(Dataset records)
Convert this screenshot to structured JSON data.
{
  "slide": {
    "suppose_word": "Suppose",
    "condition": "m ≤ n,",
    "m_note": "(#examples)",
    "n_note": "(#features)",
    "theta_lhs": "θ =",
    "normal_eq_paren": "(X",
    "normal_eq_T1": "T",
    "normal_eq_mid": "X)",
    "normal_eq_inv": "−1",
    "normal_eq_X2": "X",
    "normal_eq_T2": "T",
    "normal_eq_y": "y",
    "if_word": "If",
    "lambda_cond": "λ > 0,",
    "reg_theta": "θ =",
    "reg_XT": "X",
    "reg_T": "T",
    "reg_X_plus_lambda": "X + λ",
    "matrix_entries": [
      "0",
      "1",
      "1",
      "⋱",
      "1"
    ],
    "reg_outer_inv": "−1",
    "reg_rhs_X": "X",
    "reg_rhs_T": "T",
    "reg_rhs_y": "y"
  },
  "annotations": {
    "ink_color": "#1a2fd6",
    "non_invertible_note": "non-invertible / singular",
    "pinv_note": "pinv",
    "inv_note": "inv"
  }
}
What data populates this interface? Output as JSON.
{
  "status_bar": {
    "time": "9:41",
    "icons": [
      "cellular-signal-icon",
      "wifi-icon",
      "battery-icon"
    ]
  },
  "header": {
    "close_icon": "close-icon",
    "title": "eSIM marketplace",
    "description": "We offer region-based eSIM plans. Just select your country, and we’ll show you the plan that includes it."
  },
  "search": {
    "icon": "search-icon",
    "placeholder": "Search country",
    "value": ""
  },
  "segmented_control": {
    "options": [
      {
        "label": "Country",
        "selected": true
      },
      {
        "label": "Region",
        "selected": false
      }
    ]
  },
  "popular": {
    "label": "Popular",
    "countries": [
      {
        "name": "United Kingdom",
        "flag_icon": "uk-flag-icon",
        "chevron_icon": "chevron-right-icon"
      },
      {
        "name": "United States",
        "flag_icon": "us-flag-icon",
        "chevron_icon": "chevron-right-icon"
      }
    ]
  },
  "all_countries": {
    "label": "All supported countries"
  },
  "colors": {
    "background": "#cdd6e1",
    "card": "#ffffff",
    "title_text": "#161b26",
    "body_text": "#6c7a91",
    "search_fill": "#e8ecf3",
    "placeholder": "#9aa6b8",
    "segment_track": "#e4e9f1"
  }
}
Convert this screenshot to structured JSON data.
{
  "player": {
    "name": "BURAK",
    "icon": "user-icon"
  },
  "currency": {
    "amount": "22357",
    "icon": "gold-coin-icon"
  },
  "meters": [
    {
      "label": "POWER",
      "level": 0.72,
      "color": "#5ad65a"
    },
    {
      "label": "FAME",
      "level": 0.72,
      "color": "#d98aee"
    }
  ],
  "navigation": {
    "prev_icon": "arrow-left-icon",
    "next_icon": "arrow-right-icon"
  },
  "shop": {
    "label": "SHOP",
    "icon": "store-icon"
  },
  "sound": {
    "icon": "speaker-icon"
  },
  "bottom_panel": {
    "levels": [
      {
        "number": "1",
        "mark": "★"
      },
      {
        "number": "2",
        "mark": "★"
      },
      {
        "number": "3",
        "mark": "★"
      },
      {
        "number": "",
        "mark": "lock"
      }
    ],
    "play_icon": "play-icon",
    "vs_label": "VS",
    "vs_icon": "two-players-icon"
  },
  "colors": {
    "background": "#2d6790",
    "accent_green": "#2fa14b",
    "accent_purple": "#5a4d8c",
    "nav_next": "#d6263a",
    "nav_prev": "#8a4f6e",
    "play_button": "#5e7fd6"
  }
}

▶ _Objective_: Reproduce the material precisely, including every line.

▶ _Final result_:
Convert this screenshot to structured JSON data.
{
  "slide": {
    "suppose_word": "Suppose",
    "condition": "m ≤ n,",
    "m_note": "(#examples)",
    "n_note": "(#features)",
    "theta_lhs": "θ =",
    "normal_eq_paren": "(X",
    "normal_eq_T1": "T",
    "normal_eq_mid": "X)",
    "normal_eq_inv": "−1",
    "normal_eq_X2": "X",
    "normal_eq_T2": "T",
    "normal_eq_y": "y",
    "if_word": "If",
    "lambda_cond": "λ > 0,",
    "reg_theta": "θ =",
    "reg_XT": "X",
    "reg_T": "T",
    "reg_X_plus_lambda": "X + λ",
    "matrix_entries": [
      "0",
      "1",
      "1",
      "⋱",
      "1"
    ],
    "reg_outer_inv": "−1",
    "reg_rhs_X": "X",
    "reg_rhs_T": "T",
    "reg_rhs_y": "y"
  },
  "annotations": {
    "ink_color": "#1a2fd6",
    "non_invertible_note": "non-invertible / singular",
    "pinv_note": "pinv",
    "inv_note": "inv"
  }
}
What data populates this interface? Output as JSON.
{
  "status_bar": {
    "time": "9:41",
    "icons": [
      "cellular-signal-icon",
      "wifi-icon",
      "battery-icon"
    ]
  },
  "header": {
    "close_icon": "close-icon",
    "title": "eSIM marketplace",
    "description": "We offer region-based eSIM plans. Just select your country, and we’ll show you the plan that includes it."
  },
  "search": {
    "icon": "search-icon",
    "placeholder": "Search country",
    "value": ""
  },
  "segmented_control": {
    "options": [
      {
        "label": "Country",
        "selected": true
      },
      {
        "label": "Region",
        "selected": false
      }
    ]
  },
  "popular": {
    "label": "Popular",
    "countries": [
      {
        "name": "United Kingdom",
        "flag_icon": "uk-flag-icon",
        "chevron_icon": "chevron-right-icon"
      },
      {
        "name": "United States",
        "flag_icon": "us-flag-icon",
        "chevron_icon": "chevron-right-icon"
      }
    ]
  },
  "all_countries": {
    "label": "All supported countries"
  },
  "colors": {
    "background": "#cdd6e1",
    "card": "#ffffff",
    "title_text": "#161b26",
    "body_text": "#6c7a91",
    "search_fill": "#e8ecf3",
    "placeholder": "#9aa6b8",
    "segment_track": "#e4e9f1"
  }
}
Convert this screenshot to structured JSON data.
{
  "player": {
    "name": "BURAK",
    "icon": "user-icon"
  },
  "currency": {
    "amount": "22357",
    "icon": "gold-coin-icon"
  },
  "meters": [
    {
      "label": "POWER",
      "level": 0.72,
      "color": "#5ad65a"
    },
    {
      "label": "FAME",
      "level": 0.72,
      "color": "#d98aee"
    }
  ],
  "navigation": {
    "prev_icon": "arrow-left-icon",
    "next_icon": "arrow-right-icon"
  },
  "shop": {
    "label": "SHOP",
    "icon": "store-icon"
  },
  "sound": {
    "icon": "speaker-icon"
  },
  "bottom_panel": {
    "levels": [
      {
        "number": "1",
        "mark": "★"
      },
      {
        "number": "2",
        "mark": "★"
      },
      {
        "number": "3",
        "mark": "★"
      },
      {
        "number": "",
        "mark": "lock"
      }
    ],
    "play_icon": "play-icon",
    "vs_label": "VS",
    "vs_icon": "two-players-icon"
  },
  "colors": {
    "background": "#2d6790",
    "accent_green": "#2fa14b",
    "accent_purple": "#5a4d8c",
    "nav_next": "#d6263a",
    "nav_prev": "#8a4f6e",
    "play_button": "#5e7fd6"
  }
}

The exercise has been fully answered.